Task prompt -> Would you retype the listing word for word, skipping its pictures?

### Exercise inputs

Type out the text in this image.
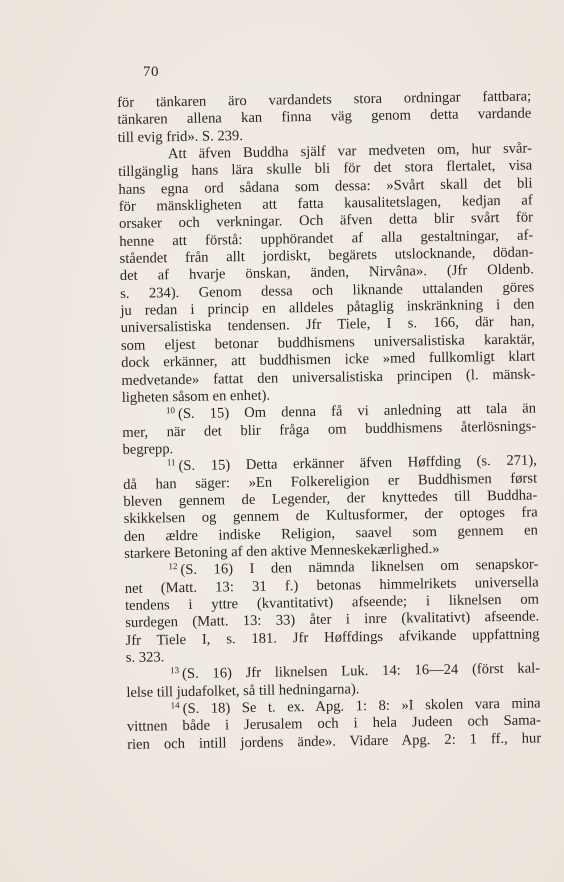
70
för tänkaren äro vardandets stora ordningar fattbara;
tänkaren allena kan finna väg genom detta vardande
till evig frid». S. 239.
Att äfven Buddha själf var medveten om, hur svår-
tillgänglig hans lära skulle bli för det stora flertalet, visa
hans egna ord sådana som dessa: »Svårt skall det bli
för mänskligheten att fatta kausalitetslagen, kedjan af
orsaker och verkningar. Och äfven detta blir svårt för
henne att förstå: upphörandet af alla gestaltningar, af-
ståendet från allt jordiskt, begärets utslocknande, dödan-
det af hvarje önskan, änden, Nirvâna». (Jfr Oldenb.
s. 234). Genom dessa och liknande uttalanden göres
ju redan i princip en alldeles påtaglig inskränkning i den
universalistiska tendensen. Jfr Tiele, I s. 166, där han,
som eljest betonar buddhismens universalistiska karaktär,
dock erkänner, att buddhismen icke »med fullkomligt klart
medvetande» fattat den universalistiska principen (l. mänsk-
ligheten såsom en enhet).
$^{10}$ (S. 15) Om denna få vi anledning att tala än
mer, när det blir fråga om buddhismens återlösnings-
begrepp.
$^{11}$ (S. 15) Detta erkänner äfven Høffding (s. 271),
då han säger: »En Folkereligion er Buddhismen først
bleven gennem de Legender, der knyttedes till Buddha-
skikkelsen og gennem de Kultusformer, der optoges fra
den ældre indiske Religion, saavel som gennem en
starkere Betoning af den aktive Menneskekærlighed.»
$^{12}$ (S. 16) I den nämnda liknelsen om senapskor-
net (Matt. 13: 31 f.) betonas himmelrikets universella
tendens i yttre (kvantitativt) afseende; i liknelsen om
surdegen (Matt. 13: 33) åter i inre (kvalitativt) afseende.
Jfr Tiele I, s. 181. Jfr Høffdings afvikande uppfattning
s. 323.
$^{13}$ (S. 16) Jfr liknelsen Luk. 14: 16—24 (först kal-
lelse till judafolket, så till hedningarna).
$^{14}$ (S. 18) Se t. ex. Apg. 1: 8: »I skolen vara mina
vittnen både i Jerusalem och i hela Judeen och Sama-
rien och intill jordens ände». Vidare Apg. 2: 1 ff., hur
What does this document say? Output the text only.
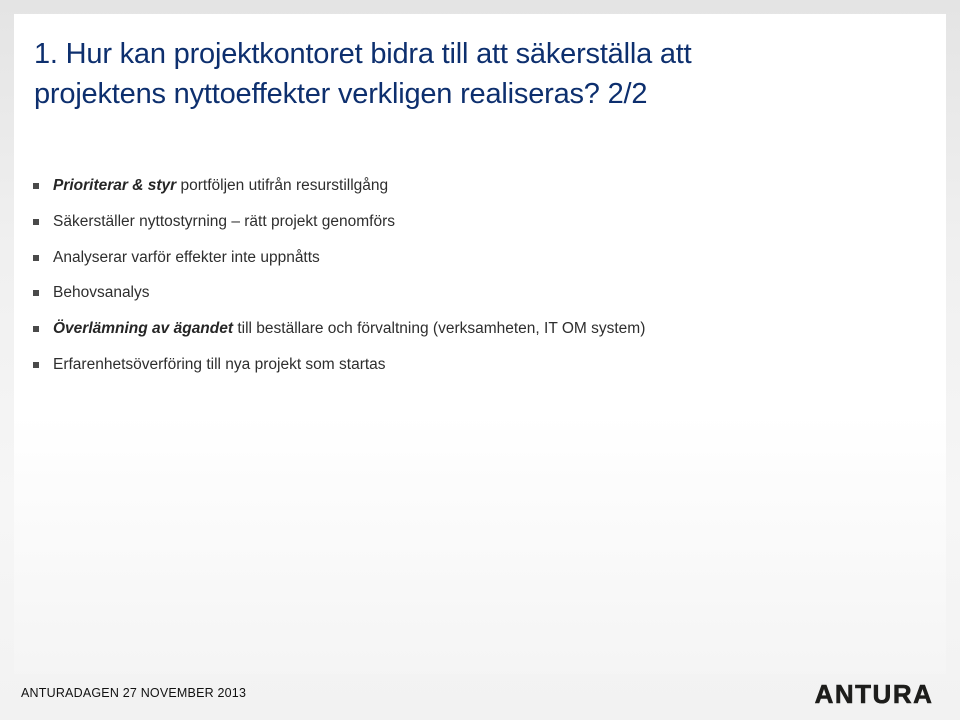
1. Hur kan projektkontoret bidra till att säkerställa att
projektens nyttoeffekter verkligen realiseras? 2/2
Prioriterar & styr portföljen utifrån resurstillgång
Säkerställer nyttostyrning – rätt projekt genomförs
Analyserar varför effekter inte uppnåtts
Behovsanalys
Överlämning av ägandet till beställare och förvaltning (verksamheten, IT OM system)
Erfarenhetsöverföring till nya projekt som startas
ANTURADAGEN 27 NOVEMBER 2013	ANTURA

######

Answer for this exercise ->
Type out the text in this image.
70
för tänkaren äro vardandets stora ordningar fattbara;
tänkaren allena kan finna väg genom detta vardande
till evig frid». S. 239.
Att äfven Buddha själf var medveten om, hur svår-
tillgänglig hans lära skulle bli för det stora flertalet, visa
hans egna ord sådana som dessa: »Svårt skall det bli
för mänskligheten att fatta kausalitetslagen, kedjan af
orsaker och verkningar. Och äfven detta blir svårt för
henne att förstå: upphörandet af alla gestaltningar, af-
ståendet från allt jordiskt, begärets utslocknande, dödan-
det af hvarje önskan, änden, Nirvâna». (Jfr Oldenb.
s. 234). Genom dessa och liknande uttalanden göres
ju redan i princip en alldeles påtaglig inskränkning i den
universalistiska tendensen. Jfr Tiele, I s. 166, där han,
som eljest betonar buddhismens universalistiska karaktär,
dock erkänner, att buddhismen icke »med fullkomligt klart
medvetande» fattat den universalistiska principen (l. mänsk-
ligheten såsom en enhet).
$^{10}$ (S. 15) Om denna få vi anledning att tala än
mer, när det blir fråga om buddhismens återlösnings-
begrepp.
$^{11}$ (S. 15) Detta erkänner äfven Høffding (s. 271),
då han säger: »En Folkereligion er Buddhismen først
bleven gennem de Legender, der knyttedes till Buddha-
skikkelsen og gennem de Kultusformer, der optoges fra
den ældre indiske Religion, saavel som gennem en
starkere Betoning af den aktive Menneskekærlighed.»
$^{12}$ (S. 16) I den nämnda liknelsen om senapskor-
net (Matt. 13: 31 f.) betonas himmelrikets universella
tendens i yttre (kvantitativt) afseende; i liknelsen om
surdegen (Matt. 13: 33) åter i inre (kvalitativt) afseende.
Jfr Tiele I, s. 181. Jfr Høffdings afvikande uppfattning
s. 323.
$^{13}$ (S. 16) Jfr liknelsen Luk. 14: 16—24 (först kal-
lelse till judafolket, så till hedningarna).
$^{14}$ (S. 18) Se t. ex. Apg. 1: 8: »I skolen vara mina
vittnen både i Jerusalem och i hela Judeen och Sama-
rien och intill jordens ände». Vidare Apg. 2: 1 ff., hur
What does this document say? Output the text only.
1. Hur kan projektkontoret bidra till att säkerställa att
projektens nyttoeffekter verkligen realiseras? 2/2
Prioriterar & styr portföljen utifrån resurstillgång
Säkerställer nyttostyrning – rätt projekt genomförs
Analyserar varför effekter inte uppnåtts
Behovsanalys
Överlämning av ägandet till beställare och förvaltning (verksamheten, IT OM system)
Erfarenhetsöverföring till nya projekt som startas
ANTURADAGEN 27 NOVEMBER 2013	ANTURA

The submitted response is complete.